* Description of the task *
Look through the data below. Pick out the lines holding the string "shortcut".

==== Records ====

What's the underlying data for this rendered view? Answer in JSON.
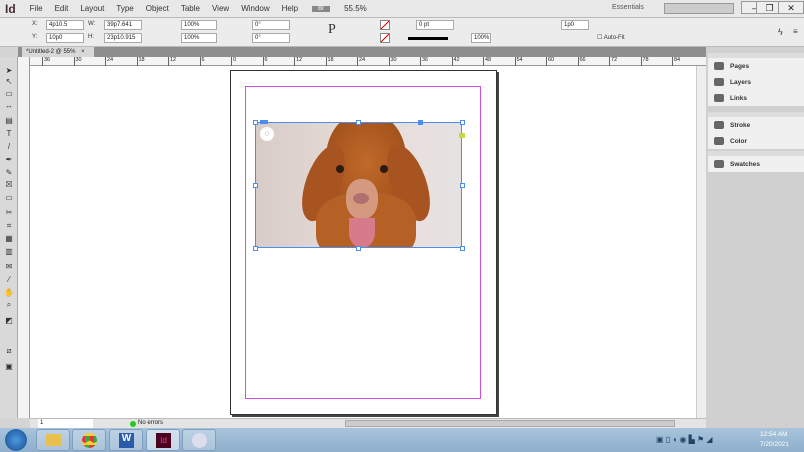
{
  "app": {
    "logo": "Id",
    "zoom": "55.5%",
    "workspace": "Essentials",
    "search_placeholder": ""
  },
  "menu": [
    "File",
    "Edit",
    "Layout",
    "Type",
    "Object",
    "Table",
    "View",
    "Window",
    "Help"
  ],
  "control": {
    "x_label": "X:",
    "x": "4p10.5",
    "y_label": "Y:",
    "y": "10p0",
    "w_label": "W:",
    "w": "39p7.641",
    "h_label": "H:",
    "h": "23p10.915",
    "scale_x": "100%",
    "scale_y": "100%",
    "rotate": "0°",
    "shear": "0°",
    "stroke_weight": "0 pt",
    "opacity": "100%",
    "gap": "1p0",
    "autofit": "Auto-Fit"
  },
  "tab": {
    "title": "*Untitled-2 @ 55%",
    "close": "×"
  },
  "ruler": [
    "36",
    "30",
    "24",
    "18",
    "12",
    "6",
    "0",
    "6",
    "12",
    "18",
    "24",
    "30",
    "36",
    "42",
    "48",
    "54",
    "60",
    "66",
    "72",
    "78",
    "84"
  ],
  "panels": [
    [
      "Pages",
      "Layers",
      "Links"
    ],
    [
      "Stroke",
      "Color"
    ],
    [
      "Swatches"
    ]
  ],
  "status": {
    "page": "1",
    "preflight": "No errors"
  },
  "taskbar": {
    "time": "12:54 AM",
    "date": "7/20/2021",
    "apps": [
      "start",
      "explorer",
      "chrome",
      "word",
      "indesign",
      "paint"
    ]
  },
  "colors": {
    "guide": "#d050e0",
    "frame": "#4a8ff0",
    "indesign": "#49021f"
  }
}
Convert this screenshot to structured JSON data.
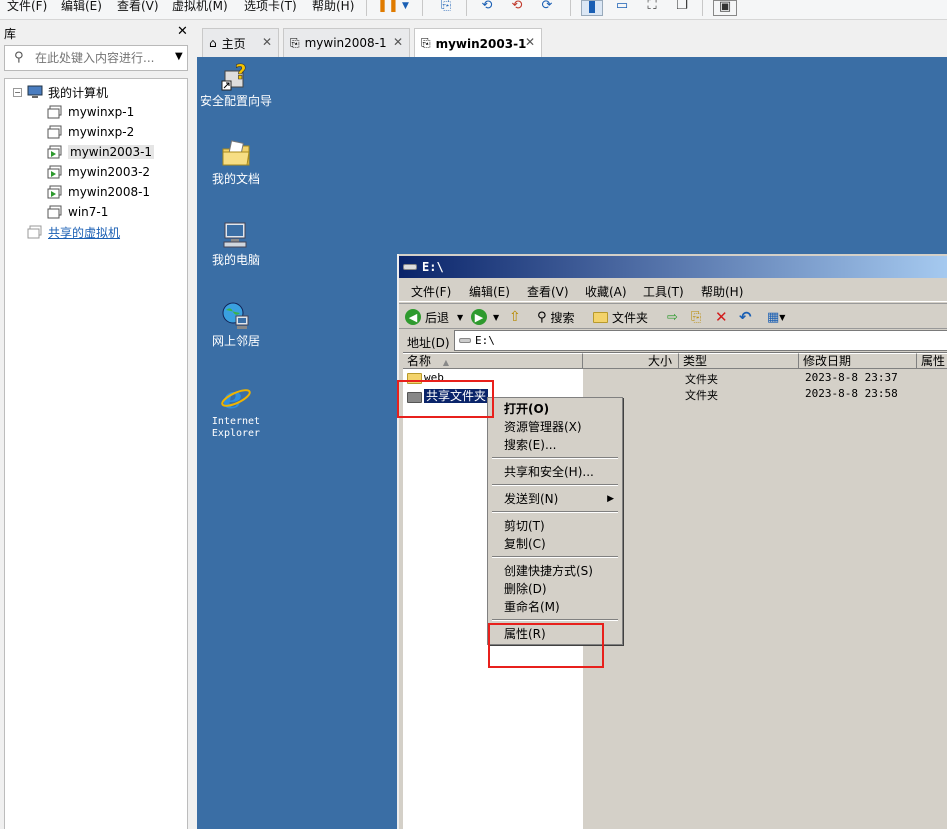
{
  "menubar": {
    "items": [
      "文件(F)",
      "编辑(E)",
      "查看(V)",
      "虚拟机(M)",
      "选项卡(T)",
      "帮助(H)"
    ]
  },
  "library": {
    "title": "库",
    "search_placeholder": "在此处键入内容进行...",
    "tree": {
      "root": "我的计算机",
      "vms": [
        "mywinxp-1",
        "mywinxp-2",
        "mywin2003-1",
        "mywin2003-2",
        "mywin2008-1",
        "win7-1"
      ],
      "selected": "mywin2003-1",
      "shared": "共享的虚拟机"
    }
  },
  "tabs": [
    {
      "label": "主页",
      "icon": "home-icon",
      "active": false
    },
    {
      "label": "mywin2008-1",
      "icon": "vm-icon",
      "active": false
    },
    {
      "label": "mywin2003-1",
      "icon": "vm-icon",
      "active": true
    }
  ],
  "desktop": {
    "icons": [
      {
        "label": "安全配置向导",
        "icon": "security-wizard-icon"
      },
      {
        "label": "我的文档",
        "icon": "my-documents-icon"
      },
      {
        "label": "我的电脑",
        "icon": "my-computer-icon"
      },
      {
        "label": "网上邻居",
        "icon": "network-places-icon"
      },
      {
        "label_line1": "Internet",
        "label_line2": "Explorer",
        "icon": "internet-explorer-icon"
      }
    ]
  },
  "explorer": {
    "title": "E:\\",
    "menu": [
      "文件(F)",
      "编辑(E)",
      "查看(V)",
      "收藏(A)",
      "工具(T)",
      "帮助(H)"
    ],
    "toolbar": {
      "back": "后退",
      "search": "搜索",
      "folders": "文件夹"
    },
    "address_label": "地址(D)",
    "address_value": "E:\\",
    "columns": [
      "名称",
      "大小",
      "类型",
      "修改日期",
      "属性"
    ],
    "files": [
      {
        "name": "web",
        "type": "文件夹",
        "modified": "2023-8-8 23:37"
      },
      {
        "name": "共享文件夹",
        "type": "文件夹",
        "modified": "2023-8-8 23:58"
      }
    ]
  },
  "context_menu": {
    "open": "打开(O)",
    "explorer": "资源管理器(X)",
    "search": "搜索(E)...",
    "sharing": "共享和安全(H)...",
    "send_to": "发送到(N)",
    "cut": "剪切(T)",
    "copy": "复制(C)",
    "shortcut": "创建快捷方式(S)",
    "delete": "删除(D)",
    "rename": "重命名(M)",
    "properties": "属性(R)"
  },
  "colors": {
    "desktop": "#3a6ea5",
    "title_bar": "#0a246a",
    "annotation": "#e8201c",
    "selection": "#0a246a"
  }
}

====
==== Records ====

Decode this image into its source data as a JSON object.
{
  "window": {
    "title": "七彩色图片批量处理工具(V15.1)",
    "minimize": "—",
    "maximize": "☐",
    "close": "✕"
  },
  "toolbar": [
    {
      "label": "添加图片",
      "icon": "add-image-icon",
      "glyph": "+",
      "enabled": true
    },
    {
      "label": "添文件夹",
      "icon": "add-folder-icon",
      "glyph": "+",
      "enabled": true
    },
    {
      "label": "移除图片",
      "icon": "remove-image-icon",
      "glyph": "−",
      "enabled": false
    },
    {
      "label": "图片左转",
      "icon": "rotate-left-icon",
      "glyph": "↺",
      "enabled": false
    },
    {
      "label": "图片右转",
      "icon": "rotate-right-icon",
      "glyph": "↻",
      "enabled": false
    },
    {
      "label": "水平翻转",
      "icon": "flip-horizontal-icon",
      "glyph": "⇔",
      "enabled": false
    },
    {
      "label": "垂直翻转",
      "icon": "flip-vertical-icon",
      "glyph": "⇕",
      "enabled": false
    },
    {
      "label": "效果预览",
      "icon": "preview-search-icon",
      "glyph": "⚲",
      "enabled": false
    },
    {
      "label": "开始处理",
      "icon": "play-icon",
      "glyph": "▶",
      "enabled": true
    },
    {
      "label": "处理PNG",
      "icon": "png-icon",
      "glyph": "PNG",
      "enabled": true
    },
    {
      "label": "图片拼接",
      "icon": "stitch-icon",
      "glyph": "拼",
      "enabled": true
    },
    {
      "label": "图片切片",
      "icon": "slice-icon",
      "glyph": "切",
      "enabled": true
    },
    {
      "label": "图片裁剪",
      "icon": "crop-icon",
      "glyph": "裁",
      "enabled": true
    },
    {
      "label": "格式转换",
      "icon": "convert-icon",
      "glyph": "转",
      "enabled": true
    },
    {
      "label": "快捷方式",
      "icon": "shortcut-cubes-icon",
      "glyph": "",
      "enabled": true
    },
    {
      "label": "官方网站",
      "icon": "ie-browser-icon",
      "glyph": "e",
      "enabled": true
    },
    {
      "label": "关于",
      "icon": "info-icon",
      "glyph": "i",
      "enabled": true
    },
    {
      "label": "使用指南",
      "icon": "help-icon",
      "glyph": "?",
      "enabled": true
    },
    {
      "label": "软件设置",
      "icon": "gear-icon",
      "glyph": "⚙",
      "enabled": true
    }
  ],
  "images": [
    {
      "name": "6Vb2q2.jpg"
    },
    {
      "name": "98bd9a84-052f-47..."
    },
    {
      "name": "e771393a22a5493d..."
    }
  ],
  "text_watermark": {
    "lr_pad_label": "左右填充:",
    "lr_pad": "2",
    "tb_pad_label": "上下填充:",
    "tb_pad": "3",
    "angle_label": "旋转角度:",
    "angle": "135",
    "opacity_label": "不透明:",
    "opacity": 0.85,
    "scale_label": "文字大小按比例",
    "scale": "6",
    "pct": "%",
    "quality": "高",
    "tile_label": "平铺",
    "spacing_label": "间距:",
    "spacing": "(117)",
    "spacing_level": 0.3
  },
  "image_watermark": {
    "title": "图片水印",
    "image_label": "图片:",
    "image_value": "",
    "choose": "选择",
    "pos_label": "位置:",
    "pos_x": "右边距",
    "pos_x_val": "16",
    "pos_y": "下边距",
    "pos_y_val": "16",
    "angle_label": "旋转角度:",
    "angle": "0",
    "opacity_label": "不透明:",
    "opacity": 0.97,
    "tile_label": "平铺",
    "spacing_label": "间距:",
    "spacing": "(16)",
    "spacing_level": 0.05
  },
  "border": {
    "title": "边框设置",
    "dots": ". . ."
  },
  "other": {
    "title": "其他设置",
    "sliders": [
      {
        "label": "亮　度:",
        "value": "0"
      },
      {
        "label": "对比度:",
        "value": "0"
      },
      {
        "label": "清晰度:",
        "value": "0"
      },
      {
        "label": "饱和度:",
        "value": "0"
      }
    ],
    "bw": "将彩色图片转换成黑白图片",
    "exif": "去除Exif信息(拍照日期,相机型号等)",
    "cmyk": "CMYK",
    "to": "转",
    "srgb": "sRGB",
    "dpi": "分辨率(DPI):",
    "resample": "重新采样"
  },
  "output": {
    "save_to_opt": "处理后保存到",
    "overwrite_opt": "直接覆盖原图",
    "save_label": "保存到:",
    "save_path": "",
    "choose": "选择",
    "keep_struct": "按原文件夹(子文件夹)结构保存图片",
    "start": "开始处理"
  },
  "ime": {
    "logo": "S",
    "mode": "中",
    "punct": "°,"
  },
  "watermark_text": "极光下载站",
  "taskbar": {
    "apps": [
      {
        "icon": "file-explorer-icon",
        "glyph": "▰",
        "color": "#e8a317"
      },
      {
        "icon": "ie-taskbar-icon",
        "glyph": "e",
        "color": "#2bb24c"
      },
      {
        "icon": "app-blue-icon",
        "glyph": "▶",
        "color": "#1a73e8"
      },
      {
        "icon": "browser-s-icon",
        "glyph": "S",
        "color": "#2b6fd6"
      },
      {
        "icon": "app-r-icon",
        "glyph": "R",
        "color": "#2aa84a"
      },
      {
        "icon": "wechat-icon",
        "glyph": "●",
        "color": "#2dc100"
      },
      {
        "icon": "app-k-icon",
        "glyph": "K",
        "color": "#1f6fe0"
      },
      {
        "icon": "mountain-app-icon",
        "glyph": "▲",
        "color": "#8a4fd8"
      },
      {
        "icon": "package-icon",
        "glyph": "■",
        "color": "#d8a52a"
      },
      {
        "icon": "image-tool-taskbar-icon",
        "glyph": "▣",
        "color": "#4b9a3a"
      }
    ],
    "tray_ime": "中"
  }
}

====

* Exercise output *
    "shortcut": "创建快捷方式(S)",
      "icon": "shortcut-cubes-icon",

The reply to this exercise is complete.